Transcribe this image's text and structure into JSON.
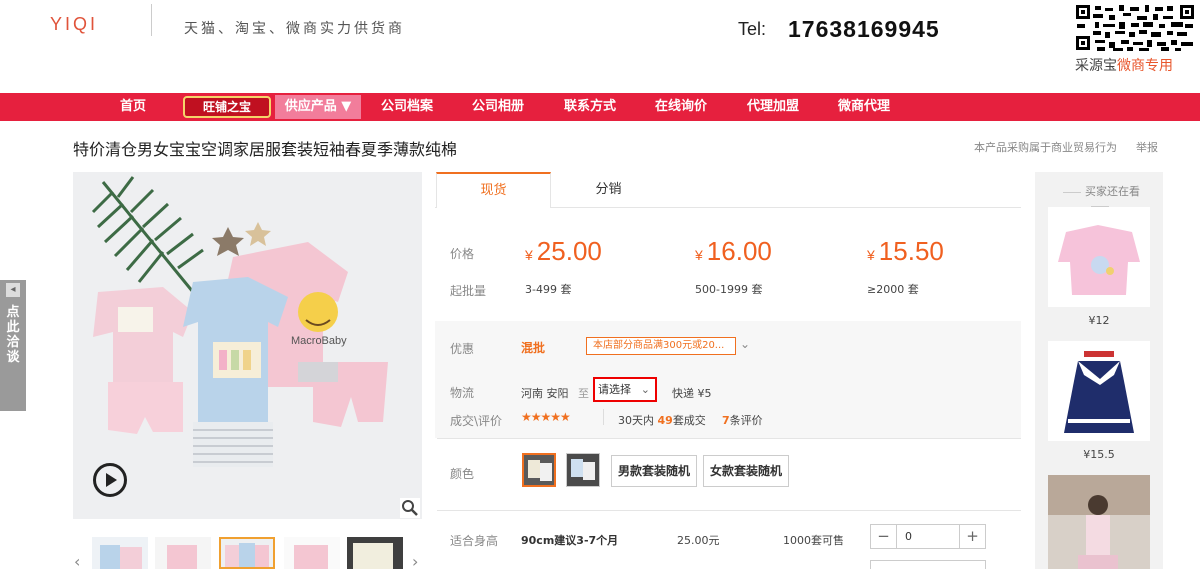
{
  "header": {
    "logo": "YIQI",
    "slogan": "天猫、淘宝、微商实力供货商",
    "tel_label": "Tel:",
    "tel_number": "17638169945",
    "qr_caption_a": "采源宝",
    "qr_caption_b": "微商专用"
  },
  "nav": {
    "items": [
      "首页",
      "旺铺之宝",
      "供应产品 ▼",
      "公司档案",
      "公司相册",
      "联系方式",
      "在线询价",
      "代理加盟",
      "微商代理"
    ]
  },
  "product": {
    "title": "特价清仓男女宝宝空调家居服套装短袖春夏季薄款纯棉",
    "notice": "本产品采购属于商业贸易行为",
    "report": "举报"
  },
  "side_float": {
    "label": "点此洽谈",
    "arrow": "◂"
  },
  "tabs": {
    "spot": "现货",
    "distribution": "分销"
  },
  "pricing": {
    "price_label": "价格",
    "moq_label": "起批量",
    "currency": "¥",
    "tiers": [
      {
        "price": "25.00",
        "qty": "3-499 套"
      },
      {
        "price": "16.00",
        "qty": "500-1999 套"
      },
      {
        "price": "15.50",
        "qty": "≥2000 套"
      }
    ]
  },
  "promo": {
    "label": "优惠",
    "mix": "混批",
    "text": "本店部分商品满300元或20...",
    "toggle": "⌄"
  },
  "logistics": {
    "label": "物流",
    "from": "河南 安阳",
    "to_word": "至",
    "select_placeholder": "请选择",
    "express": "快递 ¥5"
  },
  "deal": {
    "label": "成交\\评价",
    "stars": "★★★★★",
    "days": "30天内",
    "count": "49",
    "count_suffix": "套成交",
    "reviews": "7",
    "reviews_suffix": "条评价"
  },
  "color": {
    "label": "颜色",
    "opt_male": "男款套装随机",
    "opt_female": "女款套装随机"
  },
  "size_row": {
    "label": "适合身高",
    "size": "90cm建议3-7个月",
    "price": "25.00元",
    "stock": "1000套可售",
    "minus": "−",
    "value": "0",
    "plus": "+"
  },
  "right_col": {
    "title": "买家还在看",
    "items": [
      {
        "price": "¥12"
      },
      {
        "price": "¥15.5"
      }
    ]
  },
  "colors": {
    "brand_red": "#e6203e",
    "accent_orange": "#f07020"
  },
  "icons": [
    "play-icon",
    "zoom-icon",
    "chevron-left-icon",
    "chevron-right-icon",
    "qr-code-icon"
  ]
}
********
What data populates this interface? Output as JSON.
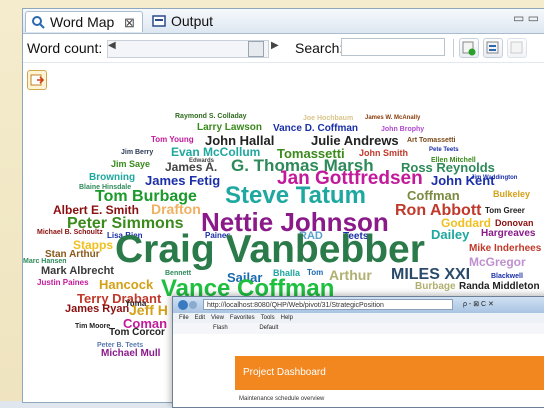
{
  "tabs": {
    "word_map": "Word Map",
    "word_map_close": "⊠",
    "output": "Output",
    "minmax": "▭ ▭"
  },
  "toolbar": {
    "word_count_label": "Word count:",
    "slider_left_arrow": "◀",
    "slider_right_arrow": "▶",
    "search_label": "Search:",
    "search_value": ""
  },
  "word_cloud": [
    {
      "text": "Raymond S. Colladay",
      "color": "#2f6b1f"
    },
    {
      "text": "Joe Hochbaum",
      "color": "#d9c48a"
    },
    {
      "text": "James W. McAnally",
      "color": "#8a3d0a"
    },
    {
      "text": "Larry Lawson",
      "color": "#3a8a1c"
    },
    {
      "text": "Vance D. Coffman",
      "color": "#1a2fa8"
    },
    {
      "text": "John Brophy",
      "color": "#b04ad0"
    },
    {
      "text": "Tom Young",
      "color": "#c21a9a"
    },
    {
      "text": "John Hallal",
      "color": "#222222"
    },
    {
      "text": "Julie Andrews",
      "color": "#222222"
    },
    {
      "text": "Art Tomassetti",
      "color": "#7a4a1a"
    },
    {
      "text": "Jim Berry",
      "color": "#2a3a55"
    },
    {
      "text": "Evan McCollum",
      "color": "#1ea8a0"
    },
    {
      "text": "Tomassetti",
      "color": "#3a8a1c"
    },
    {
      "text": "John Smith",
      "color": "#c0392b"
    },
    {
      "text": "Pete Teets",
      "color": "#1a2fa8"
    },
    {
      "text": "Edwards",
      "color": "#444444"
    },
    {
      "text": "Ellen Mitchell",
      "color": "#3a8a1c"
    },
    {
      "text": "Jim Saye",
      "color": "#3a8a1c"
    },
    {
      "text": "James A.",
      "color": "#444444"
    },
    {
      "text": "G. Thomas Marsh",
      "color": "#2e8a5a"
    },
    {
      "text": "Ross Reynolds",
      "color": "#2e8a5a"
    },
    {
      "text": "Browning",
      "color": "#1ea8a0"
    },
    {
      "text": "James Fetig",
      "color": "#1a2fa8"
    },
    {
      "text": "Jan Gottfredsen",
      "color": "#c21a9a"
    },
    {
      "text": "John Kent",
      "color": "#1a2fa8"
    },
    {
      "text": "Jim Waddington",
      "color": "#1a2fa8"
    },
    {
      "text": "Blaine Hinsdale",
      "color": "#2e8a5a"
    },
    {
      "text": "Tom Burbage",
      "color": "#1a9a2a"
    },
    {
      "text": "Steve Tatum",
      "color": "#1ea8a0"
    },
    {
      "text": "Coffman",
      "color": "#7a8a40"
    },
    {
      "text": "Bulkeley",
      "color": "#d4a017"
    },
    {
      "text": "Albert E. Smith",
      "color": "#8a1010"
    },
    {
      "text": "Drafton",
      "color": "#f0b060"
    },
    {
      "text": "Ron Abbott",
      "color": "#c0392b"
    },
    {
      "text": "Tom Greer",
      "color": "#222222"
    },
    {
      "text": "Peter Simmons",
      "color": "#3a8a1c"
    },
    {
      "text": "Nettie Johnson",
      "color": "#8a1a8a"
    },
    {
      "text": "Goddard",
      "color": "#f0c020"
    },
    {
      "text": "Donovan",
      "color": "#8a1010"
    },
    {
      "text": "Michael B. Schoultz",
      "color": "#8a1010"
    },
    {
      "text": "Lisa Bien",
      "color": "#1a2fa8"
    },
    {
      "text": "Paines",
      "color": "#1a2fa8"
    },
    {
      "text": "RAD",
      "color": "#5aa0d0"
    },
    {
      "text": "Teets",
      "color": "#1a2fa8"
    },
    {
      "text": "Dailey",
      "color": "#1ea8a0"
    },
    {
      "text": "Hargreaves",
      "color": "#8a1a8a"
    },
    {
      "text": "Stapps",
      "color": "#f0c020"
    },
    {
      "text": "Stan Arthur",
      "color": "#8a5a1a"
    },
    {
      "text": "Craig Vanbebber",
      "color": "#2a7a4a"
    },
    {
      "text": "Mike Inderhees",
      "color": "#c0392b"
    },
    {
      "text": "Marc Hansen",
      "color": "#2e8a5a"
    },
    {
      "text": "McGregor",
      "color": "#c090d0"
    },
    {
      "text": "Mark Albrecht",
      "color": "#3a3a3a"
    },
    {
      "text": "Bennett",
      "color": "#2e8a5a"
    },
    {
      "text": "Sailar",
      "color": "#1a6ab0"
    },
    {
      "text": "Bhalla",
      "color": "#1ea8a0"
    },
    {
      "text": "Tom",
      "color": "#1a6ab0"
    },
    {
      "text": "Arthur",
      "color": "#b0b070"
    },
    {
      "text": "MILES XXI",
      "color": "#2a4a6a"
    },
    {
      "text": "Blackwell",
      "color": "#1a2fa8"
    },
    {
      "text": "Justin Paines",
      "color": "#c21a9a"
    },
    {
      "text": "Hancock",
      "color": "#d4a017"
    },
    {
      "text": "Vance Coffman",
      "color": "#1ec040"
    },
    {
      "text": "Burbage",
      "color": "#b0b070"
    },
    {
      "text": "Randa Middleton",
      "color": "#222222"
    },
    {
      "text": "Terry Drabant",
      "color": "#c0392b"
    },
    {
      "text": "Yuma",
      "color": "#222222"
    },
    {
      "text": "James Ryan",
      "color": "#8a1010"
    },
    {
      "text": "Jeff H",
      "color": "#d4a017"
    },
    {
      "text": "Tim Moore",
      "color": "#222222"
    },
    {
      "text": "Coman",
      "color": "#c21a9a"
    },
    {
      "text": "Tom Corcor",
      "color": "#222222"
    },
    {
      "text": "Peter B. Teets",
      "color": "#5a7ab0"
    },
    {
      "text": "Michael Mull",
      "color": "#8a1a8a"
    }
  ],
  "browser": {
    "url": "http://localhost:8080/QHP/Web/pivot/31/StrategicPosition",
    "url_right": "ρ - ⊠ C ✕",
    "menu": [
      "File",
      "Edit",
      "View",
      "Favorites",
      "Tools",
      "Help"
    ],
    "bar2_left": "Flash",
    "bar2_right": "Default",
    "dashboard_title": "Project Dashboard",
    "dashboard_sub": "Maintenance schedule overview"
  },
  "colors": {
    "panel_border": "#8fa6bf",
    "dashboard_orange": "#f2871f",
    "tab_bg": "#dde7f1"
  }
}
********
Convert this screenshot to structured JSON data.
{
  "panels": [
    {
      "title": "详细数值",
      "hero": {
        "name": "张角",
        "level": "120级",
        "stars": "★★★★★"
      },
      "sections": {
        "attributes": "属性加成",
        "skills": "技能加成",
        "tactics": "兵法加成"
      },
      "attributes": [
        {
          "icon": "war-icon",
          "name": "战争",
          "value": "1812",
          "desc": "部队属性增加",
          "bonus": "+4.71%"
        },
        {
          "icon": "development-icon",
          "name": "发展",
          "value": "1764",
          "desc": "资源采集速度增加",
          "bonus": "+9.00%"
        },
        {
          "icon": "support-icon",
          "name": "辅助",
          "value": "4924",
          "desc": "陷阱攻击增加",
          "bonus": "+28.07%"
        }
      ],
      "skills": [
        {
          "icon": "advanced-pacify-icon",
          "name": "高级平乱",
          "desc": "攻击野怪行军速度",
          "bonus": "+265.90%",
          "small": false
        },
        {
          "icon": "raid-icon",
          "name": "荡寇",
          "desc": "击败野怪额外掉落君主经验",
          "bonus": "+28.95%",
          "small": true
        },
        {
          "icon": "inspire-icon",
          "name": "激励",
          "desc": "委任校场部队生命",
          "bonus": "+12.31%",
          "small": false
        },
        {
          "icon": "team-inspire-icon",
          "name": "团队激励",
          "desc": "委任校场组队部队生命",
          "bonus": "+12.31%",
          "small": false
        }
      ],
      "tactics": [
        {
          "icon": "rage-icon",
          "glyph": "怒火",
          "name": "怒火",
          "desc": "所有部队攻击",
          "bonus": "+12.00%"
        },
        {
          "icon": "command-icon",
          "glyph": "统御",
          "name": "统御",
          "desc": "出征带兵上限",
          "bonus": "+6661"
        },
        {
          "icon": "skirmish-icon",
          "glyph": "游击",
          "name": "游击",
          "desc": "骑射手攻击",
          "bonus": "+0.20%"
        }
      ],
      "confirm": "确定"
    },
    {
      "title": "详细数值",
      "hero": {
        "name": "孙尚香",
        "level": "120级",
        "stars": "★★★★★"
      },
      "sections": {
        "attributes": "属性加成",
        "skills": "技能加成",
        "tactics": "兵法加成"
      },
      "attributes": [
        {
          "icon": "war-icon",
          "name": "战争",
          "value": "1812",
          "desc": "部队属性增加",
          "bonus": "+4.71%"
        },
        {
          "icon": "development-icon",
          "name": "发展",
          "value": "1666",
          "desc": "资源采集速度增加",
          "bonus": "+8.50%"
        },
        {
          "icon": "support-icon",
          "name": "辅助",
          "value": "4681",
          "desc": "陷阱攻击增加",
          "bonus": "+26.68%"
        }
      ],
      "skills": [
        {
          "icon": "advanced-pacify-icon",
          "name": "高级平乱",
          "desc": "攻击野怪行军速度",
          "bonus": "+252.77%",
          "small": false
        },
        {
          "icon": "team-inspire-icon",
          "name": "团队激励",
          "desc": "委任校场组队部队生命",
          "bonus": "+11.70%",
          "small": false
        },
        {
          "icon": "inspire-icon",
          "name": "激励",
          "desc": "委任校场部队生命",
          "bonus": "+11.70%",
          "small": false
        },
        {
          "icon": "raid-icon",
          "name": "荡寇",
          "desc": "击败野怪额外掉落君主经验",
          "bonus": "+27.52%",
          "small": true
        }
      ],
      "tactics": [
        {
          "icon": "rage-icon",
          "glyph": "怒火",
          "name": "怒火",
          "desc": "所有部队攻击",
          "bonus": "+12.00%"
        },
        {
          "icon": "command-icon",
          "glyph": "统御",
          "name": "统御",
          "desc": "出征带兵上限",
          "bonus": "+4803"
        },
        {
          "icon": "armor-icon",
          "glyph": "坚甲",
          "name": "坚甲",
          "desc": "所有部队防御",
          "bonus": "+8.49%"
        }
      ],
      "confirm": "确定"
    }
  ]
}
********
» Set task: Scan the material above. Extract every line in which the word "Michael" occurs.

» Written reply:
      "text": "Michael B. Schoultz",
      "text": "Michael Mull",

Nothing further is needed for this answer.